*EXERCISE AIM*. Search the entries for the word "Training" and pull out each line that has it.

*RECORDED DATA*.
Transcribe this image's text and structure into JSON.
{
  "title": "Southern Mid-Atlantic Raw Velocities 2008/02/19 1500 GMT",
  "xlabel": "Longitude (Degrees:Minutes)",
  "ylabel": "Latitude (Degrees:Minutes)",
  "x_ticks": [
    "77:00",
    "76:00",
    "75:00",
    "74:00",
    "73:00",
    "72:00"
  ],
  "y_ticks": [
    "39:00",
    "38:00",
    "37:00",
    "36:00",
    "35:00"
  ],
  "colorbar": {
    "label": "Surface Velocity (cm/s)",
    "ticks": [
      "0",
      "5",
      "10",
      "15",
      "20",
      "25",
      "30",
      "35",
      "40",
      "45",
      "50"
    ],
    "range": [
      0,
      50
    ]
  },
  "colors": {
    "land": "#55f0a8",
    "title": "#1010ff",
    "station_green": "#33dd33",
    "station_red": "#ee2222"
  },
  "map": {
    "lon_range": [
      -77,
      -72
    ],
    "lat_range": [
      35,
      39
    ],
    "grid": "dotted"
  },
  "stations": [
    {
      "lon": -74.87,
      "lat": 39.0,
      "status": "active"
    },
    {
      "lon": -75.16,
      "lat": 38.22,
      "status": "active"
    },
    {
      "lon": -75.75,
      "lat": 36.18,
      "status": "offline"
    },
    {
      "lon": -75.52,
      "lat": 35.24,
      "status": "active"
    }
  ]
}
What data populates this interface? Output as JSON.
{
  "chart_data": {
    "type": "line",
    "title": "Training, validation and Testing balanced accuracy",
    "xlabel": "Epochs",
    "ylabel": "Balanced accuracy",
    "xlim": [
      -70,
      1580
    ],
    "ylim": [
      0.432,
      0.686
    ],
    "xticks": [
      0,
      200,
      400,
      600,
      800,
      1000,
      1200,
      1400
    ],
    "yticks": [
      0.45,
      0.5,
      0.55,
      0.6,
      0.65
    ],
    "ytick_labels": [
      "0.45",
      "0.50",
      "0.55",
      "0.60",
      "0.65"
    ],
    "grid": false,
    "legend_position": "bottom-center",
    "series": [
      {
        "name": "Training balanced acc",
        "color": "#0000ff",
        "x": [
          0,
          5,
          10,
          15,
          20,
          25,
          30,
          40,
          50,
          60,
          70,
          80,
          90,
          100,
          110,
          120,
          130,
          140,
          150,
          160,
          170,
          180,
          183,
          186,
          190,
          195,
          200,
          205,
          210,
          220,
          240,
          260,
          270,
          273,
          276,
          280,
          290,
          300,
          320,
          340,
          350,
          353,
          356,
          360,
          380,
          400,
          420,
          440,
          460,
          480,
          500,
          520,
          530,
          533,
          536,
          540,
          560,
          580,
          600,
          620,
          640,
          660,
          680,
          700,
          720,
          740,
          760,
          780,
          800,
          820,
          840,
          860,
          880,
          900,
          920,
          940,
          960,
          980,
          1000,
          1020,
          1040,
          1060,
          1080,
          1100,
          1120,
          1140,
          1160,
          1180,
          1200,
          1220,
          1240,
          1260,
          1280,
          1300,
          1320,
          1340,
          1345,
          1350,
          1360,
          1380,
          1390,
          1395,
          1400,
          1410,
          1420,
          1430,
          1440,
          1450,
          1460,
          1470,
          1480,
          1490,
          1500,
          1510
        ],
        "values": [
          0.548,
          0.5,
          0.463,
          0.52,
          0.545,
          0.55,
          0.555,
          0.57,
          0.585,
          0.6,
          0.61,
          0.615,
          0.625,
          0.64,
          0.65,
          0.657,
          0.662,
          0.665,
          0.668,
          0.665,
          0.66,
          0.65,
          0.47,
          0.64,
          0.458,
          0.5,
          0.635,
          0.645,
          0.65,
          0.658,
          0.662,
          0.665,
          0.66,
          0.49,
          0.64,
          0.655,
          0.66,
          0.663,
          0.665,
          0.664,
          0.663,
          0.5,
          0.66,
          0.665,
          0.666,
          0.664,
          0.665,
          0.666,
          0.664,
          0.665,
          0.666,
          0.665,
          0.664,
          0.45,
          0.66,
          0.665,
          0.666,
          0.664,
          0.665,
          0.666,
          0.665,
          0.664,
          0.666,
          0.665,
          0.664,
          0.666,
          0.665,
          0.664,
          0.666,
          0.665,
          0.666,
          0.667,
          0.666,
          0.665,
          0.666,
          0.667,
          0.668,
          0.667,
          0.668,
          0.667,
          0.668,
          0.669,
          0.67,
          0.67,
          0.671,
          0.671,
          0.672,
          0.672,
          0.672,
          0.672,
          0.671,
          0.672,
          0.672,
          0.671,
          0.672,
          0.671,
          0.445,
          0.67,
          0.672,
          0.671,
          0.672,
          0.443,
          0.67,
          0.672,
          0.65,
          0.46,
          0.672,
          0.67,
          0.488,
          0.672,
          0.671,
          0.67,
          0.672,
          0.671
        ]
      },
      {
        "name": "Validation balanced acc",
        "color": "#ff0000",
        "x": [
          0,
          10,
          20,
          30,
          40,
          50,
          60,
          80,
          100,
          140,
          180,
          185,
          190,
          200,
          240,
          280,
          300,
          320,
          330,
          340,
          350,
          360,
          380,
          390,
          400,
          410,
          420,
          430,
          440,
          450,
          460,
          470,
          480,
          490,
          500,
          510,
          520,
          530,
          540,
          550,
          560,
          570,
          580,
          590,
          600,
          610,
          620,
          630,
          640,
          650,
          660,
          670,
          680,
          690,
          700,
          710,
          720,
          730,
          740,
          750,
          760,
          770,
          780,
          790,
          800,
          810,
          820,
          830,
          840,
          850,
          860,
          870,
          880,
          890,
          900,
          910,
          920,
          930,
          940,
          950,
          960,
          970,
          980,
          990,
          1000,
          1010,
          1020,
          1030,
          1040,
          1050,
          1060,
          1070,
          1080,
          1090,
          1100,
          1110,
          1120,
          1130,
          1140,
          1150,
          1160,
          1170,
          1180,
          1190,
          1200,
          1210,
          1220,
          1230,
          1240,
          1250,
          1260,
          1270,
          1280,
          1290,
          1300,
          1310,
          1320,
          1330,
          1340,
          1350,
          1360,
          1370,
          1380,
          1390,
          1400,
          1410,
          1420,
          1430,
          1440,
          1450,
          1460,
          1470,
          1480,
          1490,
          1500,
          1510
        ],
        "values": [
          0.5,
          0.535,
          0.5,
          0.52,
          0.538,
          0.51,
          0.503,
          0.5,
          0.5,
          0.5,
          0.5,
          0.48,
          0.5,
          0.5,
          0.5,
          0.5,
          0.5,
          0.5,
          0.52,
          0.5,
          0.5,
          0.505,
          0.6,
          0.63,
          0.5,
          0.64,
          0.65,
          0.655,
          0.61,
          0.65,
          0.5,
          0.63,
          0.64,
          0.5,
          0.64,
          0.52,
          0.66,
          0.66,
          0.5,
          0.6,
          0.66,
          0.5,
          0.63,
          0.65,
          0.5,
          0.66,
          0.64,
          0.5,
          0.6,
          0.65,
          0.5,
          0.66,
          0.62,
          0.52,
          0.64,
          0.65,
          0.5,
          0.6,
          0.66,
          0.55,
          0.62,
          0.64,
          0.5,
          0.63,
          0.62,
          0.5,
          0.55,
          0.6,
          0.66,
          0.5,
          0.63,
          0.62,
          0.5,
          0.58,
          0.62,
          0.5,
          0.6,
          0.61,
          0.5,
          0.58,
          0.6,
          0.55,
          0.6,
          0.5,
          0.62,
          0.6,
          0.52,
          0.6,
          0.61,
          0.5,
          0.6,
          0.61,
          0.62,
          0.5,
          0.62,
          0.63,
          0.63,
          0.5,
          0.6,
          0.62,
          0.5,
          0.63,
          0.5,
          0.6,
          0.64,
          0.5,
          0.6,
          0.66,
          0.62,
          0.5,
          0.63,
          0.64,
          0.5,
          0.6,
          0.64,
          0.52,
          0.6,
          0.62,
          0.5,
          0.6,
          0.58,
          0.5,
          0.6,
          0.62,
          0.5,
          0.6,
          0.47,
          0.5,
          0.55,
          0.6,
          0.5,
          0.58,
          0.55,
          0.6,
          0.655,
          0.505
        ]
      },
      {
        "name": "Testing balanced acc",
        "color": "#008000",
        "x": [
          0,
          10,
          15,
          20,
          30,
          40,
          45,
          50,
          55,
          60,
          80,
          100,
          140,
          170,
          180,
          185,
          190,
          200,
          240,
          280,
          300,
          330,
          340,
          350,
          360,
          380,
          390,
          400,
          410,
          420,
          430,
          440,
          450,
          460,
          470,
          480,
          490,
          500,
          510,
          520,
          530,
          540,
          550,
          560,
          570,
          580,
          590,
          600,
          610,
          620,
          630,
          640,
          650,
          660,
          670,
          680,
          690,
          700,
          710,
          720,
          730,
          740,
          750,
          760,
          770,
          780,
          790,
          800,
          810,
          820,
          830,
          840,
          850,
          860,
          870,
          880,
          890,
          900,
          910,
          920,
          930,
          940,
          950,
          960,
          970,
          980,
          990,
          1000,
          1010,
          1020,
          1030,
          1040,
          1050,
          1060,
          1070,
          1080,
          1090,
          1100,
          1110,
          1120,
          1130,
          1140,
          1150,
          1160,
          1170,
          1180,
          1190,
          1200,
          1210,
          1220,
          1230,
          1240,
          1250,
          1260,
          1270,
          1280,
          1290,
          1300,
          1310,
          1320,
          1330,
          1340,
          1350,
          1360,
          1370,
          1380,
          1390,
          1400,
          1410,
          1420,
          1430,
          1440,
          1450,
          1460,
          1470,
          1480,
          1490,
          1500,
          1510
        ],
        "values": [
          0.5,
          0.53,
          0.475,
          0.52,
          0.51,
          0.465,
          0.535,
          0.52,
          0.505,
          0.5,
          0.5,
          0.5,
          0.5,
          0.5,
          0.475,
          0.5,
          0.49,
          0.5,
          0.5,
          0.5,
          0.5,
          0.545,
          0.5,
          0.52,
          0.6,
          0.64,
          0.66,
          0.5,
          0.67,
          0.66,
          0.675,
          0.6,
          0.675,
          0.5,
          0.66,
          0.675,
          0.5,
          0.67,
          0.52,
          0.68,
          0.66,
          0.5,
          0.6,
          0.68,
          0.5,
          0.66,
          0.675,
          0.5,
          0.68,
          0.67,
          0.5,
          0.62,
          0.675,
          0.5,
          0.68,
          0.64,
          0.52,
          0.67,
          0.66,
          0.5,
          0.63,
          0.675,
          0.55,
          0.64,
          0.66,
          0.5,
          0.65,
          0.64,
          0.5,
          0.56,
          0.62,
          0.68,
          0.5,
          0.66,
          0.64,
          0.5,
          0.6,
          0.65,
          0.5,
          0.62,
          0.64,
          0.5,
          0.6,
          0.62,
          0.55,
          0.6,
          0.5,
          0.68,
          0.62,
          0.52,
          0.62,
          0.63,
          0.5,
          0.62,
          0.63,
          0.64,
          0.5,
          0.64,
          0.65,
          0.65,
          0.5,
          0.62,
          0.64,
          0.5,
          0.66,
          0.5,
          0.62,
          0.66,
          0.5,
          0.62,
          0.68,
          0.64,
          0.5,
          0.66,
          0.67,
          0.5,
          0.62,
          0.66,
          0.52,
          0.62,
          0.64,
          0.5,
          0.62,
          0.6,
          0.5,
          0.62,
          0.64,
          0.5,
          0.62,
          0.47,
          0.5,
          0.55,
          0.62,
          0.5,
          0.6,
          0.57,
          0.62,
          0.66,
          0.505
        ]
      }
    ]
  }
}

*FINAL ANSWER*.
    "title": "Training, validation and Testing balanced accuracy",
        "name": "Training balanced acc",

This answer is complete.